EXCERPTED PASSAGE.
··········

Knowledge Graph Refinement: A Survey of Approaches and Evaluation Methods

Tracking #: 1167-2379

Heiko Paulheim

Responsible editor: 
Philipp Cimiano

Submission type: 
Survey Article
In the recent years, different web knowledge graphs, both free and commercial, have been created. While Google coined the term “Knowledge Graph” in 2012, there are also a few openly available knowledge graphs, with DBpedia, YAGO, and Freebase being among the most prominent ones. Those graphs are often constructed from semi-structured knowledge, such as Wikipedia, or harvested from the web with a combination of statistical and linguistic methods. The result are large-scale knowledge graphs that try to make a good trade-off between completeness and correctness. In order to further increase the utility of such knowledge graphs, various refinement methods have been proposed, which try to infer and add missing knowledge to the graph, or identify erroneous pieces of information. In this article, we provide a survey of such knowledge graph refinement approaches, with a dual look at both the methods being proposed as well as the evaluation methodologies used.
Full PDF Version: 


Solicited Reviews:
Click to Expand/Collapse
Review #1
By Natasha Noy submitted on 20/Oct/2015
Review Comment:

This manuscript was submitted as 'Survey Article' and should be reviewed along the following dimensions: (1) Suitability as introductory text, targeted at researchers, PhD students, or practitioners, to get started on the covered topic. (2) How comprehensive and how balanced is the presentation and coverage. (3) Readability and clarity of the presentation. (4) Importance of the covered material to the broader Semantic Web community.

··········

DATASET ROWS.
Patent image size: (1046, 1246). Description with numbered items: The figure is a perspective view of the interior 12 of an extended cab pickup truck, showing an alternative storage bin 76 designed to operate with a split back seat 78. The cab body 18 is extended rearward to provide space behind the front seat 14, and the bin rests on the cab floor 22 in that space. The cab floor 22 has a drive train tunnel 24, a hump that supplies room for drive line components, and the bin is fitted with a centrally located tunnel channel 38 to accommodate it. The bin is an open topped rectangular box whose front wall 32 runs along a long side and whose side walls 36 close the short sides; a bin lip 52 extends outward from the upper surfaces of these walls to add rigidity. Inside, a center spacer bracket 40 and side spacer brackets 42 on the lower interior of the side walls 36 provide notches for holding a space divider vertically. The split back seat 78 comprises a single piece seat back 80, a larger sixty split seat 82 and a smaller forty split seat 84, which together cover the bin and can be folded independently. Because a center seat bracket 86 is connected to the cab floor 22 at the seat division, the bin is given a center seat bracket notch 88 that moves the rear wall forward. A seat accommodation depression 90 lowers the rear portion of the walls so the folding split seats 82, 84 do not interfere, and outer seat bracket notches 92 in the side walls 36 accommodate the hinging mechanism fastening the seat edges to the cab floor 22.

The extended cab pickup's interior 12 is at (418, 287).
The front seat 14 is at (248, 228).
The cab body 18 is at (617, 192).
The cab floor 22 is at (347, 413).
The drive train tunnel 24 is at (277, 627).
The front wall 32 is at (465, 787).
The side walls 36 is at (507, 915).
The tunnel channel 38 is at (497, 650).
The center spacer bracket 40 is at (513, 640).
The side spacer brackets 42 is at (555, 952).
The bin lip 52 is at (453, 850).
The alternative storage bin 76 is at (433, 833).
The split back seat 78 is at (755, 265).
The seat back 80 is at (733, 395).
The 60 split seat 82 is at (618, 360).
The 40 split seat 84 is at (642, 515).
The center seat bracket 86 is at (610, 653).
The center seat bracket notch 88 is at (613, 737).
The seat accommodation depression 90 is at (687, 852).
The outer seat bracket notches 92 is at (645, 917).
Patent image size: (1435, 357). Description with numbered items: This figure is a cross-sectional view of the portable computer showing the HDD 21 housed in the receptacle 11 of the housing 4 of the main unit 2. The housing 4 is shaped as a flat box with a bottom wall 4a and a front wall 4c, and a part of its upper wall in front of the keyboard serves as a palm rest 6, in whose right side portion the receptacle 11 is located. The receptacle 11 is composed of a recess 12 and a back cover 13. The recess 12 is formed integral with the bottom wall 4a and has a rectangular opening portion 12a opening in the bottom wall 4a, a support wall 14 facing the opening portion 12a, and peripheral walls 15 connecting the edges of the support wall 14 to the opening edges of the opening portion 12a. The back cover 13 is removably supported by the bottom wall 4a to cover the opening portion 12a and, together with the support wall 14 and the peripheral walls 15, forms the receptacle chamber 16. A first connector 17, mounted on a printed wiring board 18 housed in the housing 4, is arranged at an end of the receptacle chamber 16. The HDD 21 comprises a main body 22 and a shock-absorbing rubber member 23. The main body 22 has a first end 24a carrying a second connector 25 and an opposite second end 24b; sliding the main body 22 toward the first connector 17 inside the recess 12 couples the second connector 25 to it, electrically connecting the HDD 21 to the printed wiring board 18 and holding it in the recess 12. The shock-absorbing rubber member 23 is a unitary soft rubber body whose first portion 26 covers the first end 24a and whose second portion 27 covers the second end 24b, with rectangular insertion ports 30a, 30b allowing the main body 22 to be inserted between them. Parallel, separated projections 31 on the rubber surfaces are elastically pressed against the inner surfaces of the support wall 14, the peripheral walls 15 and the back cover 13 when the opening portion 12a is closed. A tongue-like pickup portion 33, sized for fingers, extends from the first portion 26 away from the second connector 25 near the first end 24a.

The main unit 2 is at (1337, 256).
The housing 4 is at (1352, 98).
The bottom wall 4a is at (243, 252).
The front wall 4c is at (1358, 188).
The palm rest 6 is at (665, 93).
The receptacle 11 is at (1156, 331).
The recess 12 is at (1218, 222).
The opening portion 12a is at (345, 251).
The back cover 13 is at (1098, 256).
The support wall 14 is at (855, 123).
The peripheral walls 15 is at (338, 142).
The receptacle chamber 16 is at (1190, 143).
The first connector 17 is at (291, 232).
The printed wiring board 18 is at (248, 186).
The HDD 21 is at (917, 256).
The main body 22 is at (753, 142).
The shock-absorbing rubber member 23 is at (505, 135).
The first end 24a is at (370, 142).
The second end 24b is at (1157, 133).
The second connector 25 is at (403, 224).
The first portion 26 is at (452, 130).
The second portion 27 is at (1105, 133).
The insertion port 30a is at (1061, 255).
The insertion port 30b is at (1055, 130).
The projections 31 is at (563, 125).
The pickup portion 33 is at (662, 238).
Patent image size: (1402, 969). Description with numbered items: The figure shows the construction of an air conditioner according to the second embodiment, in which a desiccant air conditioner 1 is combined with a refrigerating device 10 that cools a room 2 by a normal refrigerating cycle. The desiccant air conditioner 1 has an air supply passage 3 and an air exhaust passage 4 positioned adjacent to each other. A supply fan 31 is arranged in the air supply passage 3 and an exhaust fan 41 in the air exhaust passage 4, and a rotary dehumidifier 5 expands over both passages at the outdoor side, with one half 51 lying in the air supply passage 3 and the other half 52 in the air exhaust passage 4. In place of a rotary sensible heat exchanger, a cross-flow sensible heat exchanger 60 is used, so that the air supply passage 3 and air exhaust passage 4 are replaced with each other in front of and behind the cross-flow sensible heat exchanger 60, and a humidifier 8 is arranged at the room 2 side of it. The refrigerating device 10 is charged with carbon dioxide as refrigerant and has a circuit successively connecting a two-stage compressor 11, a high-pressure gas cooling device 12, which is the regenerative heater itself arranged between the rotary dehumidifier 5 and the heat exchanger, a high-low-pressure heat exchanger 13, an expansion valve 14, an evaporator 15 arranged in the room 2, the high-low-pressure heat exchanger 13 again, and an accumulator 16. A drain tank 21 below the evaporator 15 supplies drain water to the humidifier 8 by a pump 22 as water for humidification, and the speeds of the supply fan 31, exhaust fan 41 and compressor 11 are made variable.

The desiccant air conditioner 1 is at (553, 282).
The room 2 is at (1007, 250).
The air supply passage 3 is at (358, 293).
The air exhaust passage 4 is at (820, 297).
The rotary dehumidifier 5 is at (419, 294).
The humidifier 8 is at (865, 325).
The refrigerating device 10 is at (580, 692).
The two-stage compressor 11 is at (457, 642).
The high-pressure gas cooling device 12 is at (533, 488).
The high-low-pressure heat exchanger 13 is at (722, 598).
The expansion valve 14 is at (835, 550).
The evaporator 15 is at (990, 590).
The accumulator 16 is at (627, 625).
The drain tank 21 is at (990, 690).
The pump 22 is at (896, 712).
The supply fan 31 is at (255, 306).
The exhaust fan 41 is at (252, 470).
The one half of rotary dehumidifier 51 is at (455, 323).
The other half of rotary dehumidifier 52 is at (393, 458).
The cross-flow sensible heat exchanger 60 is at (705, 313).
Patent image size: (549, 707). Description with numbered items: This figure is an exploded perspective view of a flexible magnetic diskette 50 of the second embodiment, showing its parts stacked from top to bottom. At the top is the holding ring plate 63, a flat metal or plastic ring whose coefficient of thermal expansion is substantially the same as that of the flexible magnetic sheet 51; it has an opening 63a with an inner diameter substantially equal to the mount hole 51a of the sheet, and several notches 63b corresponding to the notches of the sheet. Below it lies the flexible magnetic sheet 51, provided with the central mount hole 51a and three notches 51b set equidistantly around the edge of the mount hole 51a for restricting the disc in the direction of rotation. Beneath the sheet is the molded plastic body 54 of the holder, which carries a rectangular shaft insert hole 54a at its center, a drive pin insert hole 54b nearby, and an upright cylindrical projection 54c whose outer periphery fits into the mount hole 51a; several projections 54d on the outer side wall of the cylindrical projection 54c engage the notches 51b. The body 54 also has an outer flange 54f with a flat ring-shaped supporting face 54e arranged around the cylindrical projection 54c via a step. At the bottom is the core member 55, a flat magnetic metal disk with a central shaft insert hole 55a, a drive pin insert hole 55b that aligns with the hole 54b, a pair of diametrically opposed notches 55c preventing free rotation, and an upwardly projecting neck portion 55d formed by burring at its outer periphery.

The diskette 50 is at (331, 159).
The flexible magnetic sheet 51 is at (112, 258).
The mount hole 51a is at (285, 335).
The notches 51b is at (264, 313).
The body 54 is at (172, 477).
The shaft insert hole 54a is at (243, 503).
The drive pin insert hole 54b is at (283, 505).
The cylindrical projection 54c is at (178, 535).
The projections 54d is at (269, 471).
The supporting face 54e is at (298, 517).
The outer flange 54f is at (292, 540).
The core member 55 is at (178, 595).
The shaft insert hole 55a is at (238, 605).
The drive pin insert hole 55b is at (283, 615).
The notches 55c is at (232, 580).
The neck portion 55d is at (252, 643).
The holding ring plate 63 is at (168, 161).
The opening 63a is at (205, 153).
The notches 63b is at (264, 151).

··········

REQUIREMENTS.
1) Which openly available knowledge graphs does the knowledge graph refinement page, placed above the lines, name as among the most prominent?
2) Extend the knowledge graph refinement page, placed above the lines, beyond its final sentence.

RESPONSES IN ORDER.
1) DBpedia, YAGO, Freebase

2)
I very much appreciate the care and depth that the author has put into the revision. My comments were addressed extremely well and I don't have any further concerns. While the definition of a Knowledge Graph is still a bit vague, I agree that a more precise definition is hard to find at this point. I think the rest of the section that explains what a Knowledge Graph is not is exactly what's needed to complete the definition. The addition of the large commercial knowledge graphs and the human-based methods for evaluation complete the picture. The paper will be a very useful survey for others to read.

Perhaps another pass by a native speaker would make the paper even better, but it is not required.

Review #2
Anonymous submitted on 04/Nov/2015
Review Comment:

The authors have answered all the questions I posed in my previous review. In particular the paper presents now a more extended explanation of knowledge graphs and provides a high quality survey on knowledge graph refinement.

* The authors said that three out of the four mentioned papers are now contained in the survey (change ID 18) – the ISWC 2013 pattern based approach is omitted, which is fine by me if it doesn't fit into the narrowed context – but I cannot find the EKAW 2012 paper about schema axioms learning.
* There are still broken references in the bibliography: 33, 37, 55, 59

The paper is very well written and I recommend its publication.

Review #3
By Philipp Cimiano submitted on 23/Nov/2015
Review Comment:

This paper provides a survey of approaches to knowledge graph refinement and correction. After a general introduction to the field and an overview of existing knowledge graphs, the author separately discusses approaches to the completion and correction of knowledge graphs. In doing this, the authors distinguish the dimensions: i) completion vs. correction, ii) target of refinement (or correction), and iii) methods using the knowledge graph itself only or methods relying also on external data. Different evaluation regimes together with their pro and cons are also discussed. The review is certainly timely, well motivated and self-contained. It will make the topic accessible to people seeking guidance in getting familiar with knowledge graph refinement techniques.

As far as I can judge, all the comments from the reviews in the first round have been successfully addressed.

I have spotted a few errors that need to be corrected for the final version of the article to be published.

Section 2:

Likewise, we do not consider WordNet [66] as a knowledge graph, since it mainly concerned with common nouns and words

⇒ since „it“ is mainly concerned ???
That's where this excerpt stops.